Set problem -> Find each line with the word "Smoking" and copy it.
====
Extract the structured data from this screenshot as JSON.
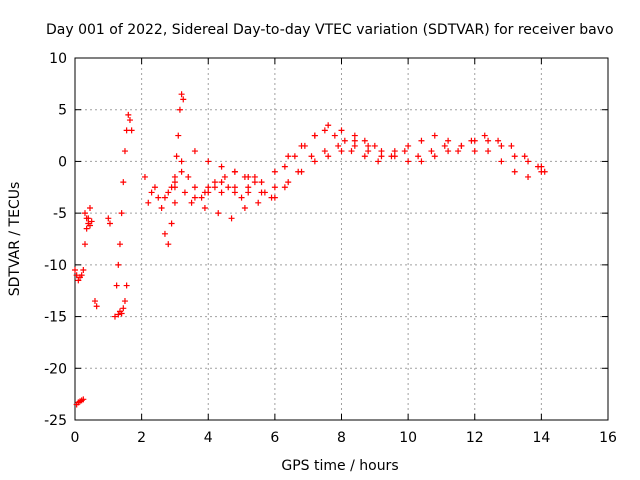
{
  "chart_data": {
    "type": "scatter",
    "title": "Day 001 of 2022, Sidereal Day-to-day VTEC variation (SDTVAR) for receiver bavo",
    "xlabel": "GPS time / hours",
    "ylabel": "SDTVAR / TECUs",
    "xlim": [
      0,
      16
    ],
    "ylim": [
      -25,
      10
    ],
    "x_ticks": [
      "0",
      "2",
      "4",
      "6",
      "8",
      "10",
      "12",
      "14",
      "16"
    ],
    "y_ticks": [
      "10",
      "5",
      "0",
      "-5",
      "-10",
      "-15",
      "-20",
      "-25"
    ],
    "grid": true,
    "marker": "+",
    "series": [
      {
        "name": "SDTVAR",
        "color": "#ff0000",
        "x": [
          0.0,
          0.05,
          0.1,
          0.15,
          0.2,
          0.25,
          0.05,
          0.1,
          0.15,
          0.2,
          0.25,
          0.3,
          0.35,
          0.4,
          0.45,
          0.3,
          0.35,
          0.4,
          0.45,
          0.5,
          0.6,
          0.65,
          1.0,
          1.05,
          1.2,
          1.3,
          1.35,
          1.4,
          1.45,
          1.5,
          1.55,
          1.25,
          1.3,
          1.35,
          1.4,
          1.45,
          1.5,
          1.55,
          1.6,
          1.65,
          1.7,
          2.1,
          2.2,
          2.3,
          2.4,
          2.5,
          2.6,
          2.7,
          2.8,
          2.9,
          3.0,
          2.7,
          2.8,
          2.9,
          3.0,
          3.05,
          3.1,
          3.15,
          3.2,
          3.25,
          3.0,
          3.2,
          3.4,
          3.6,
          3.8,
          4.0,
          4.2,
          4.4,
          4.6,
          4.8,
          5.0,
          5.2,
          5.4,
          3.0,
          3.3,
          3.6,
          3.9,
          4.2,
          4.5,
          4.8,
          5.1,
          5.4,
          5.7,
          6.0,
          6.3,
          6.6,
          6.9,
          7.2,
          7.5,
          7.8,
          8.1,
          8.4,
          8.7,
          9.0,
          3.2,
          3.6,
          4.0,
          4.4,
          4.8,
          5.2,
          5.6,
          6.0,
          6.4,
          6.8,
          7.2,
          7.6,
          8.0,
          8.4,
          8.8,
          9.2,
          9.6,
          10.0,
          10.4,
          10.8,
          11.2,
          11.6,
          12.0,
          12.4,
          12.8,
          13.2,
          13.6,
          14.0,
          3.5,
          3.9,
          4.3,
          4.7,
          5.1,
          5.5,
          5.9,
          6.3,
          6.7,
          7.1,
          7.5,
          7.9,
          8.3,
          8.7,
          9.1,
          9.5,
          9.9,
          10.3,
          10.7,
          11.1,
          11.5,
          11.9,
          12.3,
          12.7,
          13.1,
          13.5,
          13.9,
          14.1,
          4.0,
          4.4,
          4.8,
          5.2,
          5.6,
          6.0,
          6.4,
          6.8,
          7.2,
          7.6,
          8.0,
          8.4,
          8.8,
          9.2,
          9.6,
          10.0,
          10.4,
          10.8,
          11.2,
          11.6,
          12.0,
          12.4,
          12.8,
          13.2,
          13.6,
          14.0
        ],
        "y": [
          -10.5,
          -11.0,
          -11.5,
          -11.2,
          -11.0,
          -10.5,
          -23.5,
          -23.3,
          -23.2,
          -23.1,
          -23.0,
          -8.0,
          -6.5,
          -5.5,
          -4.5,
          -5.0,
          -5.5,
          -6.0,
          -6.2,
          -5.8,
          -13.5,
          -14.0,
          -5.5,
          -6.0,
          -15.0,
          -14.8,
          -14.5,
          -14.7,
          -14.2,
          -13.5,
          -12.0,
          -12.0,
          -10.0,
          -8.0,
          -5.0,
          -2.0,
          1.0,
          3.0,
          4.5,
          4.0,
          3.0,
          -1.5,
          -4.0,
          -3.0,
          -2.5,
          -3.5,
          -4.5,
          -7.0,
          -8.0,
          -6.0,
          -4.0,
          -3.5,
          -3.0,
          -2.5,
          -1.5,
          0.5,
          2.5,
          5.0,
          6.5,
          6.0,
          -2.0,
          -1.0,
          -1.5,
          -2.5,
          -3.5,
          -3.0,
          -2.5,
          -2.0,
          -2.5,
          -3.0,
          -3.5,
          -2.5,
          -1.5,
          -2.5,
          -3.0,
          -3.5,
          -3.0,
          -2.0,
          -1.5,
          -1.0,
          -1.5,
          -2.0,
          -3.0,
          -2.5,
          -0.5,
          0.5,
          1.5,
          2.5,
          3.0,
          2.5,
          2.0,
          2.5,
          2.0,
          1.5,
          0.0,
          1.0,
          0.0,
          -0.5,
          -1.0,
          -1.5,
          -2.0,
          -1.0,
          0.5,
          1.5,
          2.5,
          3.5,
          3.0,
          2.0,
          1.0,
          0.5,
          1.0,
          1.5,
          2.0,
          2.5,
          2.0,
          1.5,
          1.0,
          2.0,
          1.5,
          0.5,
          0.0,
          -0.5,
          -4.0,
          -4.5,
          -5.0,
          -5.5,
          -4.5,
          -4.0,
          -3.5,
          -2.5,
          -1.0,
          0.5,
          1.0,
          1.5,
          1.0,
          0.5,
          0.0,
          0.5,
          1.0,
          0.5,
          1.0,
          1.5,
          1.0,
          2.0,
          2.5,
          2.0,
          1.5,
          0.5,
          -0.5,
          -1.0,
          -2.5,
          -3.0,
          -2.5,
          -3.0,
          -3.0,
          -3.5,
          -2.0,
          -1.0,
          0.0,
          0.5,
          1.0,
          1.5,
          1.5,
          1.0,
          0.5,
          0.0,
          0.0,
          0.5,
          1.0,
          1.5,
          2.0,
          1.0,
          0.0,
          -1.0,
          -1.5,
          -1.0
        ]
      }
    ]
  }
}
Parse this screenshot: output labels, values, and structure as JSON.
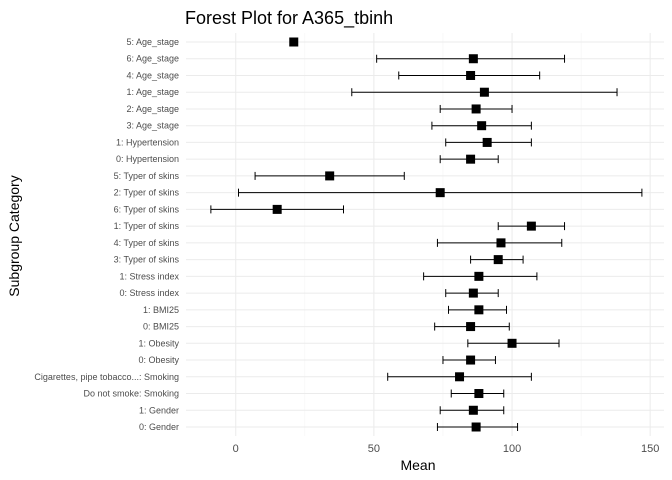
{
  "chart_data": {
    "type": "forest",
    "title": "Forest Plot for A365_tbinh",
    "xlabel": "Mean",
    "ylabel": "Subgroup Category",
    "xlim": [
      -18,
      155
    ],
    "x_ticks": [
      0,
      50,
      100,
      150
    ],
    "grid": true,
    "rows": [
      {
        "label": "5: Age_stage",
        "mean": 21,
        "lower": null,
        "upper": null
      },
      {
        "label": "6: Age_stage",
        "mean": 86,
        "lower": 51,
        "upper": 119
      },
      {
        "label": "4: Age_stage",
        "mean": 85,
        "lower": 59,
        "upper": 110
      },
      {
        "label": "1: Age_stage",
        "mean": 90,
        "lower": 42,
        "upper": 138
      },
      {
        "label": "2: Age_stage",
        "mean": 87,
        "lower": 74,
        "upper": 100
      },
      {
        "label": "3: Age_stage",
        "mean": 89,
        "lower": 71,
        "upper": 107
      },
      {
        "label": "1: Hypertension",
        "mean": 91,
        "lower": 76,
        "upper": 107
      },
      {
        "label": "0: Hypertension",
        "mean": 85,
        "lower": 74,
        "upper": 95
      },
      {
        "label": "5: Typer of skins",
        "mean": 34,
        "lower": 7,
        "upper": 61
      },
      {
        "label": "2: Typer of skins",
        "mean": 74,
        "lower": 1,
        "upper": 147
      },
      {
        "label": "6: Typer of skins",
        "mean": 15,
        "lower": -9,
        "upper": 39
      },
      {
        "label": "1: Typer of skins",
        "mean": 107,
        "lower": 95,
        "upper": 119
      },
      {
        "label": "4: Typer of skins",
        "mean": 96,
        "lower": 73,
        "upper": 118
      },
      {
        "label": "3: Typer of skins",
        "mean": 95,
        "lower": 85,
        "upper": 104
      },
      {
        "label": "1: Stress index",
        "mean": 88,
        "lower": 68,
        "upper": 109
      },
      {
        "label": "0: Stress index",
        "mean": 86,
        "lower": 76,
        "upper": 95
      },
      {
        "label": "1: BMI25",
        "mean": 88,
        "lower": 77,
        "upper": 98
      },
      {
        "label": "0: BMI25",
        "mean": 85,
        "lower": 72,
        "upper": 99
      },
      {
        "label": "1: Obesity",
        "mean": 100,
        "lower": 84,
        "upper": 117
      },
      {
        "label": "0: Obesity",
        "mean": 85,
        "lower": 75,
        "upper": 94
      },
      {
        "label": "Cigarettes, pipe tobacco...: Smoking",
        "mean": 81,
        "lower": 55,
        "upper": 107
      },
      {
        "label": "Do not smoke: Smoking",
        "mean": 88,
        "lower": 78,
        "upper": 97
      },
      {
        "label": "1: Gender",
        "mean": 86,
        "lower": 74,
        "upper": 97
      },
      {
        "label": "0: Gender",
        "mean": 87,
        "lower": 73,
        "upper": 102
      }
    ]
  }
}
====
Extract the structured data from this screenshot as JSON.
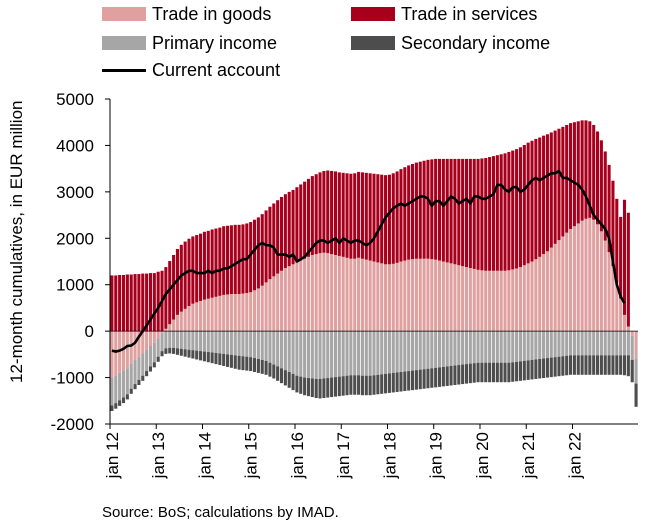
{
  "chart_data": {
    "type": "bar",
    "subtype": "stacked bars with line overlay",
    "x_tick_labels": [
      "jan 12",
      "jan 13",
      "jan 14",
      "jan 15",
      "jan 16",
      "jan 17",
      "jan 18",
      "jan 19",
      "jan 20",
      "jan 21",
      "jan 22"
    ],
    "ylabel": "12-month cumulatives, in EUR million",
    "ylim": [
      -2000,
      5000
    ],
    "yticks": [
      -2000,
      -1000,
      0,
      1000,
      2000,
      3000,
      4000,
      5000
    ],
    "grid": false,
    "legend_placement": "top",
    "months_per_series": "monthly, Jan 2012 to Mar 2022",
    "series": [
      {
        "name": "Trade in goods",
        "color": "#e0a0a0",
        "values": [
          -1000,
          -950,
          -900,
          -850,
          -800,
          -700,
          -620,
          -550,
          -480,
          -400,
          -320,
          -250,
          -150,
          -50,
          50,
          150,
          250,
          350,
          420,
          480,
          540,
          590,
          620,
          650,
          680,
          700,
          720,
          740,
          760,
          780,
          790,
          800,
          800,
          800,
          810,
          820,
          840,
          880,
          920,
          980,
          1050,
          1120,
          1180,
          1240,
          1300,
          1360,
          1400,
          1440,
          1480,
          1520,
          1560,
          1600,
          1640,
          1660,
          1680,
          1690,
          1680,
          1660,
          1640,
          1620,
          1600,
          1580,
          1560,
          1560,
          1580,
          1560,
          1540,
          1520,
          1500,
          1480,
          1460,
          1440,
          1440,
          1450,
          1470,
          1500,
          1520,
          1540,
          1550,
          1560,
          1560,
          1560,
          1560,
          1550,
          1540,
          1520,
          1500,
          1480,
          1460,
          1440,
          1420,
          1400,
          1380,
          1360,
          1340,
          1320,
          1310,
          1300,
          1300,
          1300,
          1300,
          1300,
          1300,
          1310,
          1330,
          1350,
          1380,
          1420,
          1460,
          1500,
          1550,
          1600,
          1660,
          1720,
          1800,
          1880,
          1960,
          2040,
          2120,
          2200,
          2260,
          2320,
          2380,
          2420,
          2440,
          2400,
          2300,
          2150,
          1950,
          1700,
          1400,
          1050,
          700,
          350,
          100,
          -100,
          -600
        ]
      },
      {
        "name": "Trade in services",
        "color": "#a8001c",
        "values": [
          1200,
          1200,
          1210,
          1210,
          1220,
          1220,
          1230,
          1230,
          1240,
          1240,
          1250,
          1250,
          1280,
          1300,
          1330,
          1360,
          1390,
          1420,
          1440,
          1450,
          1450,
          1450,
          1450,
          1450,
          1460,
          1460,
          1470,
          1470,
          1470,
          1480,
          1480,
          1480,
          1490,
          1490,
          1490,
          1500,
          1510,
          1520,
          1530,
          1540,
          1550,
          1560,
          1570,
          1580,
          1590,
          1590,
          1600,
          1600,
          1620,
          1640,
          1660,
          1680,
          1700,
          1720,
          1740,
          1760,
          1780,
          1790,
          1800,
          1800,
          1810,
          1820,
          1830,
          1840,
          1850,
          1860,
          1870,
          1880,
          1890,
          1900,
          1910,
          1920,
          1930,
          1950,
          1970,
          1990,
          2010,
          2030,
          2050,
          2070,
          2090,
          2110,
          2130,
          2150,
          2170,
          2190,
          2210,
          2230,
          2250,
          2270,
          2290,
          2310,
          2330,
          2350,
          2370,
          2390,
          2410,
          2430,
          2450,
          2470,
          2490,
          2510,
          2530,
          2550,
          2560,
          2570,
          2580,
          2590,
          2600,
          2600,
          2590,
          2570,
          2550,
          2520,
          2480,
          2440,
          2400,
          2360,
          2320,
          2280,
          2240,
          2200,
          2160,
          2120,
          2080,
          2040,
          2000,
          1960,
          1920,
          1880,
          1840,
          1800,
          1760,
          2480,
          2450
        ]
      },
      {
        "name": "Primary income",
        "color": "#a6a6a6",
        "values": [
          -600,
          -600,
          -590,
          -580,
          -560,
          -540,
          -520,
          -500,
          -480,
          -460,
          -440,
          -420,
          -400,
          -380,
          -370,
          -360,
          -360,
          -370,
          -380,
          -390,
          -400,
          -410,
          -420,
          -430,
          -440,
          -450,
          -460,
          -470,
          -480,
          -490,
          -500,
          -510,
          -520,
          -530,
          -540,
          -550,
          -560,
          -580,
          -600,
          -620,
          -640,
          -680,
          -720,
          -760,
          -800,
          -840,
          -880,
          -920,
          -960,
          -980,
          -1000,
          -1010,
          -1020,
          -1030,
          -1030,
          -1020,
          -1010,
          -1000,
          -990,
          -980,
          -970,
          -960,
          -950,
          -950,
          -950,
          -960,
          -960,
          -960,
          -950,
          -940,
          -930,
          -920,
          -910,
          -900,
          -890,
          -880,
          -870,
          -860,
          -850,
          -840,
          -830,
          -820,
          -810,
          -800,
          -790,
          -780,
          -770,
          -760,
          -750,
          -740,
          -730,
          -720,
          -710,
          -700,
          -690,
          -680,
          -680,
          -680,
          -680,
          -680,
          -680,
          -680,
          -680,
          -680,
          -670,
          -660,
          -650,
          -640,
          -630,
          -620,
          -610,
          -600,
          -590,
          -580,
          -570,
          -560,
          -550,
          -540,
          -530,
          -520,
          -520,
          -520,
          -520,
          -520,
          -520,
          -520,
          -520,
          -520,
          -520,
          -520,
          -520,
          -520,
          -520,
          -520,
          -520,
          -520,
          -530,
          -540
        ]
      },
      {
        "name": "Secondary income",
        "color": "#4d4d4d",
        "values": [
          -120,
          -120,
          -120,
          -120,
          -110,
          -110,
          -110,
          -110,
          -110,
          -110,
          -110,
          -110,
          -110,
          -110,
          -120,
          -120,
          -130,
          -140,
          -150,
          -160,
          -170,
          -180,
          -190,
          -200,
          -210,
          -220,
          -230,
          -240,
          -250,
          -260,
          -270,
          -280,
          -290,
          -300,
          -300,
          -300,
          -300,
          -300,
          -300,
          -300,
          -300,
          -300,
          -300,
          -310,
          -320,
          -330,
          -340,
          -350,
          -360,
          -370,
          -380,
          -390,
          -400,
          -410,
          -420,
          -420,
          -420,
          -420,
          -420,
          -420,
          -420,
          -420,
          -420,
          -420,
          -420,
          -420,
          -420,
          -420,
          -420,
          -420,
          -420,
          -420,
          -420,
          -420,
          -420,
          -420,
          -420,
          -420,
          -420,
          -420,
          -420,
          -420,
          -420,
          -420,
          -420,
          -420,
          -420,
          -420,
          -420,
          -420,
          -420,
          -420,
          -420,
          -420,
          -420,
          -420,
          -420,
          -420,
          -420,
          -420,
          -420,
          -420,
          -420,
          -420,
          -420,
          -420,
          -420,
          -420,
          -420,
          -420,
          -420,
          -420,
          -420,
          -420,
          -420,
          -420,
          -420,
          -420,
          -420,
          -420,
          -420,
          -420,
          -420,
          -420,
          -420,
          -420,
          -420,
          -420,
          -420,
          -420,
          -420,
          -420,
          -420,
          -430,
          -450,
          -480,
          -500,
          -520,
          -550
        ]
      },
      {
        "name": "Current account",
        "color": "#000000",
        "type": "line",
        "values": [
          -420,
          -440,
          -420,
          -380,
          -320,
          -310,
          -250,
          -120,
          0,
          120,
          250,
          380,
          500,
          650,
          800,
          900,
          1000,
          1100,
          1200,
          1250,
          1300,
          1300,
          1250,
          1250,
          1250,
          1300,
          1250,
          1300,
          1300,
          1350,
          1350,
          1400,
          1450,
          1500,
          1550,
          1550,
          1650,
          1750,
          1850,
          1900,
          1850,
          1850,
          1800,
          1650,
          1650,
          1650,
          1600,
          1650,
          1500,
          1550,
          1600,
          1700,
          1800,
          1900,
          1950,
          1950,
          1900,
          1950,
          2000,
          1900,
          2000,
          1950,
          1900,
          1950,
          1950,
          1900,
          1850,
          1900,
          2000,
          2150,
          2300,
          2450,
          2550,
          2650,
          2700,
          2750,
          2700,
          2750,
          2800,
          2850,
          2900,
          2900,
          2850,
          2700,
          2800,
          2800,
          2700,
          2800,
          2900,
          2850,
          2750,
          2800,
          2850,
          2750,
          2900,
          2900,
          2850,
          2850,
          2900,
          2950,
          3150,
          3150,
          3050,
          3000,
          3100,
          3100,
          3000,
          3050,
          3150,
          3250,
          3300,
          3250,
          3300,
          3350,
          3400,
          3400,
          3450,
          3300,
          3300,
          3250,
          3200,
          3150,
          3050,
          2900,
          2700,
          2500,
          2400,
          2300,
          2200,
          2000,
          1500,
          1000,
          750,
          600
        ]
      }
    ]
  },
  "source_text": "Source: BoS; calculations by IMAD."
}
====
Solution to the problem ->
        "label": "Cigarettes, pipe tobacco...: Smoking",
        "label": "Do not smoke: Smoking",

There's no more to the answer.